_Exercise_
Pictures should be excluded; otherwise, copy every entry exactly.

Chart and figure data
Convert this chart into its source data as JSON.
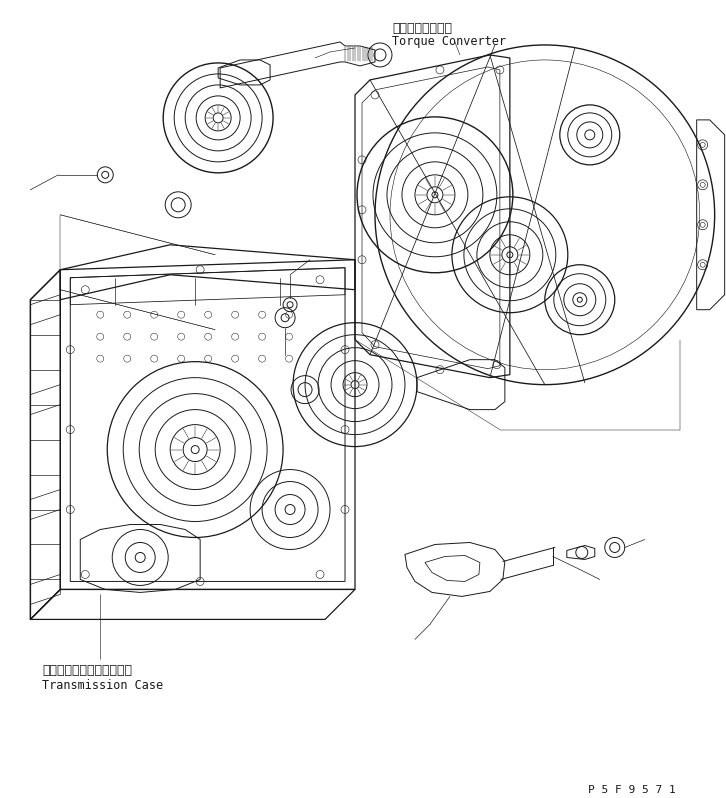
{
  "title_jp": "トルクコンバータ",
  "title_en": "Torque Converter",
  "label_transmission_jp": "トランスミッションケース",
  "label_transmission_en": "Transmission Case",
  "part_number": "P 5 F 9 5 7 1",
  "bg_color": "#ffffff",
  "line_color": "#1a1a1a",
  "line_width": 0.7,
  "fig_width": 7.26,
  "fig_height": 7.98
}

_Answer for this exercise_
Convert this chart into its source data as JSON.
{
  "title_jp": "トルクコンバータ",
  "title_en": "Torque Converter",
  "label_transmission_jp": "トランスミッションケース",
  "label_transmission_en": "Transmission Case",
  "part_number": "P 5 F 9 5 7 1",
  "bg_color": "#ffffff",
  "line_color": "#1a1a1a",
  "line_width": 0.7,
  "fig_width": 7.26,
  "fig_height": 7.98
}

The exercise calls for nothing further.